Convert every line in the items below into a JSON list of strings, one string per line, leaving out blank lines.

>>>>>

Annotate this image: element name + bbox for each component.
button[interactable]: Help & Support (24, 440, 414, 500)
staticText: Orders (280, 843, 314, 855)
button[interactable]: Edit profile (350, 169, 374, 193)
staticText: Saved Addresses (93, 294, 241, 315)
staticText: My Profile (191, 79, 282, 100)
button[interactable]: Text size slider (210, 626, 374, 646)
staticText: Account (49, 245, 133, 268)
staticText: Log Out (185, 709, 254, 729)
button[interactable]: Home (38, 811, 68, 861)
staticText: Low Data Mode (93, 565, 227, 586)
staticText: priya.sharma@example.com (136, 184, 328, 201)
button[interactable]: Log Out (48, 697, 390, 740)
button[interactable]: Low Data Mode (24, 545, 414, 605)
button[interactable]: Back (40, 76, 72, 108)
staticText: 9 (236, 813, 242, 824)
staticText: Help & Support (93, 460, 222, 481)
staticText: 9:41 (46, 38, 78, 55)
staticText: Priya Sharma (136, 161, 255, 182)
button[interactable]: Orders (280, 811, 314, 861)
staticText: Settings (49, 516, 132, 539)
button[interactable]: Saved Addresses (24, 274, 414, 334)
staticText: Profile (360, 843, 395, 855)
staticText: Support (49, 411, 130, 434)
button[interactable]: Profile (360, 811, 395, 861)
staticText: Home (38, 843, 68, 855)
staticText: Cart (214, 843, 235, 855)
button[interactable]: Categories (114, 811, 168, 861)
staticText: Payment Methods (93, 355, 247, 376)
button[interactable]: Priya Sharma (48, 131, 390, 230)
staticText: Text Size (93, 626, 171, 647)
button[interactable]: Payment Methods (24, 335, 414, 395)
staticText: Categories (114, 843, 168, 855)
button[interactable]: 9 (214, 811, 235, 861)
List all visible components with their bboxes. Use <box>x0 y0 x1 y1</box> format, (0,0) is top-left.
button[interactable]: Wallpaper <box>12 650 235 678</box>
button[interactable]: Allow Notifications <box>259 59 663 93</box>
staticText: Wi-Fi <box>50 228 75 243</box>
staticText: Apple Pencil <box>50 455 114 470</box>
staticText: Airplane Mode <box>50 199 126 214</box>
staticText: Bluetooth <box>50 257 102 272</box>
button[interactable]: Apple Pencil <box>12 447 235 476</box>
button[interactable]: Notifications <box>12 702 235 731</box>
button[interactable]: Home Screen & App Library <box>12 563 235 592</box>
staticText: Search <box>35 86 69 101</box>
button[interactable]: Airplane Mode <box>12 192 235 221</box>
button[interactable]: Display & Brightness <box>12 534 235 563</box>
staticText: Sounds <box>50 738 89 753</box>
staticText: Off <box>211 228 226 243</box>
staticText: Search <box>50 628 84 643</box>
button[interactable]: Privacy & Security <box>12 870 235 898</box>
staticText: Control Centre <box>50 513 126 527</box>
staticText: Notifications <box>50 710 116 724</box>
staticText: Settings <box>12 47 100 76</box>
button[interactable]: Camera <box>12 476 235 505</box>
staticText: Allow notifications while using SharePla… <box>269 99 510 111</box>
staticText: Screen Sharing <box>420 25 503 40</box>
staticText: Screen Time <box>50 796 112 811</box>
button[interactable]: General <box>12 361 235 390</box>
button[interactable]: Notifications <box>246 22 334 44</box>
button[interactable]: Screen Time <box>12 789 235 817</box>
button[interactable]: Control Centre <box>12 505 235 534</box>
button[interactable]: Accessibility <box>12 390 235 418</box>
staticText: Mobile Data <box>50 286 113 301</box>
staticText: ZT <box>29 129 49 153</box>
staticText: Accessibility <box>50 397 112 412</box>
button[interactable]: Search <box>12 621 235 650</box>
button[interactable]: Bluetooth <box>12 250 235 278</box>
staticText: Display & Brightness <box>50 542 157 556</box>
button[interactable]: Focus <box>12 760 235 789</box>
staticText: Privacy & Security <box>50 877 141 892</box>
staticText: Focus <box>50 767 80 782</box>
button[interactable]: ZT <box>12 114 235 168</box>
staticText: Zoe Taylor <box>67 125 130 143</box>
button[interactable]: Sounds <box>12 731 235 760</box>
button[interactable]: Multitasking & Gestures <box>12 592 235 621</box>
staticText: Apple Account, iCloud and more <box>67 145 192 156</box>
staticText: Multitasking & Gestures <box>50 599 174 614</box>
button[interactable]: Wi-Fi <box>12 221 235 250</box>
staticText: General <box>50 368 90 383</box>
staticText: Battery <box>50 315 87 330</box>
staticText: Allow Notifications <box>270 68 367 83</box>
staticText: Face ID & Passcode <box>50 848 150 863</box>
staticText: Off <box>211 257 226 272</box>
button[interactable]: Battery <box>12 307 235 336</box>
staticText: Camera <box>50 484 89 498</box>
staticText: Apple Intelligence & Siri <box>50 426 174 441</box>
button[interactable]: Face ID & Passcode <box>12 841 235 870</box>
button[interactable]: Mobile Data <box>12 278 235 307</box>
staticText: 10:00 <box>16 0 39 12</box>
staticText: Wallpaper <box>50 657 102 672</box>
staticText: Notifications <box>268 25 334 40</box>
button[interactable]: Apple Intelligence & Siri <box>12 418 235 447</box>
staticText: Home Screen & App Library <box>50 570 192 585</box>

<<<<<

▶ **Finished exercise**
[
  "Annotate this image: element name + bbox for each component.",
  "button[interactable]: Help & Support (24, 440, 414, 500)",
  "staticText: Orders (280, 843, 314, 855)",
  "button[interactable]: Edit profile (350, 169, 374, 193)",
  "staticText: Saved Addresses (93, 294, 241, 315)",
  "staticText: My Profile (191, 79, 282, 100)",
  "button[interactable]: Text size slider (210, 626, 374, 646)",
  "staticText: Account (49, 245, 133, 268)",
  "staticText: Log Out (185, 709, 254, 729)",
  "button[interactable]: Home (38, 811, 68, 861)",
  "staticText: Low Data Mode (93, 565, 227, 586)",
  "staticText: priya.sharma@example.com (136, 184, 328, 201)",
  "button[interactable]: Log Out (48, 697, 390, 740)",
  "button[interactable]: Low Data Mode (24, 545, 414, 605)",
  "button[interactable]: Back (40, 76, 72, 108)",
  "staticText: 9 (236, 813, 242, 824)",
  "staticText: Help & Support (93, 460, 222, 481)",
  "staticText: 9:41 (46, 38, 78, 55)",
  "staticText: Priya Sharma (136, 161, 255, 182)",
  "button[interactable]: Orders (280, 811, 314, 861)",
  "staticText: Settings (49, 516, 132, 539)",
  "button[interactable]: Saved Addresses (24, 274, 414, 334)",
  "staticText: Profile (360, 843, 395, 855)",
  "staticText: Support (49, 411, 130, 434)",
  "button[interactable]: Profile (360, 811, 395, 861)",
  "staticText: Home (38, 843, 68, 855)",
  "staticText: Cart (214, 843, 235, 855)",
  "button[interactable]: Categories (114, 811, 168, 861)",
  "staticText: Payment Methods (93, 355, 247, 376)",
  "button[interactable]: Priya Sharma (48, 131, 390, 230)",
  "staticText: Text Size (93, 626, 171, 647)",
  "button[interactable]: Payment Methods (24, 335, 414, 395)",
  "staticText: Categories (114, 843, 168, 855)",
  "button[interactable]: 9 (214, 811, 235, 861)",
  "List all visible components with their bboxes. Use <box>x0 y0 x1 y1</box> format, (0,0) is top-left.",
  "button[interactable]: Wallpaper <box>12 650 235 678</box>",
  "button[interactable]: Allow Notifications <box>259 59 663 93</box>",
  "staticText: Wi-Fi <box>50 228 75 243</box>",
  "staticText: Apple Pencil <box>50 455 114 470</box>",
  "staticText: Airplane Mode <box>50 199 126 214</box>",
  "staticText: Bluetooth <box>50 257 102 272</box>",
  "button[interactable]: Apple Pencil <box>12 447 235 476</box>",
  "button[interactable]: Notifications <box>12 702 235 731</box>",
  "button[interactable]: Home Screen & App Library <box>12 563 235 592</box>",
  "staticText: Search <box>35 86 69 101</box>",
  "button[interactable]: Airplane Mode <box>12 192 235 221</box>",
  "button[interactable]: Display & Brightness <box>12 534 235 563</box>",
  "staticText: Sounds <box>50 738 89 753</box>",
  "staticText: Off <box>211 228 226 243</box>",
  "staticText: Search <box>50 628 84 643</box>",
  "button[interactable]: Privacy & Security <box>12 870 235 898</box>",
  "staticText: Control Centre <box>50 513 126 527</box>",
  "staticText: Notifications <box>50 710 116 724</box>",
  "staticText: Settings <box>12 47 100 76</box>",
  "button[interactable]: Camera <box>12 476 235 505</box>",
  "staticText: Allow notifications while using SharePla… <box>269 99 510 111</box>",
  "staticText: Screen Sharing <box>420 25 503 40</box>",
  "staticText: Screen Time <box>50 796 112 811</box>",
  "button[interactable]: General <box>12 361 235 390</box>",
  "button[interactable]: Notifications <box>246 22 334 44</box>",
  "button[interactable]: Screen Time <box>12 789 235 817</box>",
  "button[interactable]: Control Centre <box>12 505 235 534</box>",
  "button[interactable]: Accessibility <box>12 390 235 418</box>",
  "staticText: Mobile Data <box>50 286 113 301</box>",
  "staticText: ZT <box>29 129 49 153</box>",
  "staticText: Accessibility <box>50 397 112 412</box>",
  "button[interactable]: Search <box>12 621 235 650</box>",
  "button[interactable]: Bluetooth <box>12 250 235 278</box>",
  "staticText: Display & Brightness <box>50 542 157 556</box>",
  "button[interactable]: Focus <box>12 760 235 789</box>",
  "staticText: Privacy & Security <box>50 877 141 892</box>",
  "staticText: Focus <box>50 767 80 782</box>",
  "button[interactable]: ZT <box>12 114 235 168</box>",
  "staticText: Zoe Taylor <box>67 125 130 143</box>",
  "button[interactable]: Sounds <box>12 731 235 760</box>",
  "button[interactable]: Multitasking & Gestures <box>12 592 235 621</box>",
  "staticText: Apple Account, iCloud and more <box>67 145 192 156</box>",
  "staticText: Multitasking & Gestures <box>50 599 174 614</box>",
  "button[interactable]: Wi-Fi <box>12 221 235 250</box>",
  "staticText: General <box>50 368 90 383</box>",
  "staticText: Battery <box>50 315 87 330</box>",
  "staticText: Allow Notifications <box>270 68 367 83</box>",
  "staticText: Face ID & Passcode <box>50 848 150 863</box>",
  "staticText: Off <box>211 257 226 272</box>",
  "button[interactable]: Battery <box>12 307 235 336</box>",
  "staticText: Camera <box>50 484 89 498</box>",
  "staticText: Apple Intelligence & Siri <box>50 426 174 441</box>",
  "button[interactable]: Face ID & Passcode <box>12 841 235 870</box>",
  "button[interactable]: Mobile Data <box>12 278 235 307</box>",
  "staticText: 10:00 <box>16 0 39 12</box>",
  "staticText: Wallpaper <box>50 657 102 672</box>",
  "staticText: Notifications <box>268 25 334 40</box>",
  "button[interactable]: Apple Intelligence & Siri <box>12 418 235 447</box>",
  "staticText: Home Screen & App Library <box>50 570 192 585</box>"
]